▶ _REQUEST_: Copy each line below in which the word "деятельности" occurs.

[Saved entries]
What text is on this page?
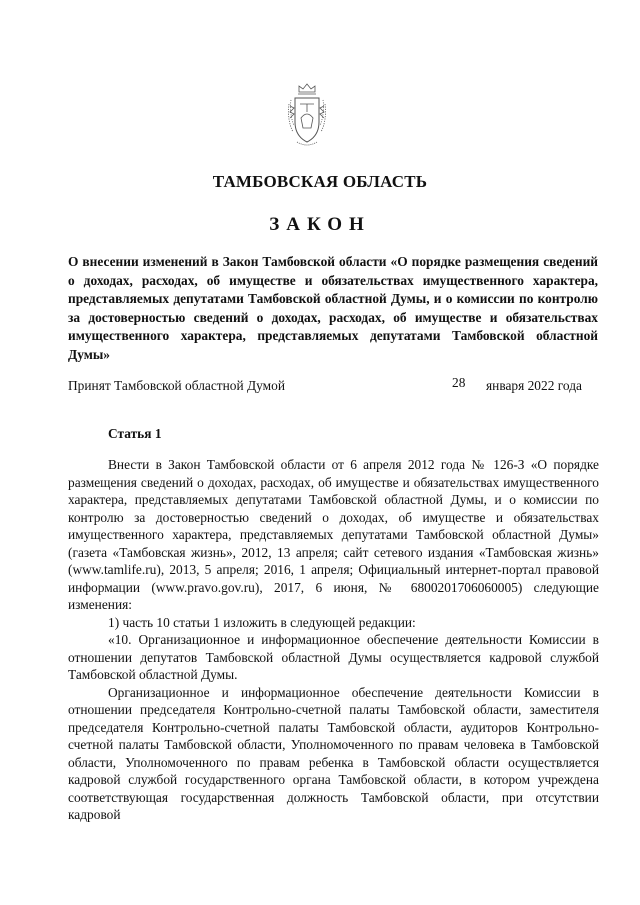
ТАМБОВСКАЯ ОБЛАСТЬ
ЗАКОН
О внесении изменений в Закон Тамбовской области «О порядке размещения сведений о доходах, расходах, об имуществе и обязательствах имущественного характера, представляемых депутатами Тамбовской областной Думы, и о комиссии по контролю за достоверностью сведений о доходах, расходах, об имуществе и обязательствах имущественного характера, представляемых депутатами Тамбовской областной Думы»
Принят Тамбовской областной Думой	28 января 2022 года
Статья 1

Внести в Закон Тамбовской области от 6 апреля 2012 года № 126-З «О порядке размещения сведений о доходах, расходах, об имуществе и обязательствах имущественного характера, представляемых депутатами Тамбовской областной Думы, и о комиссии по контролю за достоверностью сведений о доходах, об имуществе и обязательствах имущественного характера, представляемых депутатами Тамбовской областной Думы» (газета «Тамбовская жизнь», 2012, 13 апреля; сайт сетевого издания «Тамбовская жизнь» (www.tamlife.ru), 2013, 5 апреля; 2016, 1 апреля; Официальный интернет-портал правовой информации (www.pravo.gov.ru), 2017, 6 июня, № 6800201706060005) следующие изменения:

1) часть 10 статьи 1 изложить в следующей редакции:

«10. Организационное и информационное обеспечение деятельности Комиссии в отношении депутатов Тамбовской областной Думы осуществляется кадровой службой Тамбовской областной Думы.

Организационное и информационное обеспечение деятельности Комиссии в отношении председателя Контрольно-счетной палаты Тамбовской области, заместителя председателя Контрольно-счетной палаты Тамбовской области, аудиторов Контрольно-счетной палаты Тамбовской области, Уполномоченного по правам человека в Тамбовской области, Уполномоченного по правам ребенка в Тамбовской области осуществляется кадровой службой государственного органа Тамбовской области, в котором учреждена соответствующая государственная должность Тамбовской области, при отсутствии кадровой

▶ _CORRECT OUTPUT_:
«10. Организационное и информационное обеспечение деятельности Комиссии в отношении депутатов Тамбовской областной Думы осуществляется кадровой службой Тамбовской областной Думы.
Организационное и информационное обеспечение деятельности Комиссии в отношении председателя Контрольно-счетной палаты Тамбовской области, заместителя председателя Контрольно-счетной палаты Тамбовской области, аудиторов Контрольно-счетной палаты Тамбовской области, Уполномоченного по правам человека в Тамбовской области, Уполномоченного по правам ребенка в Тамбовской области осуществляется кадровой службой государственного органа Тамбовской области, в котором учреждена соответствующая государственная должность Тамбовской области, при отсутствии кадровой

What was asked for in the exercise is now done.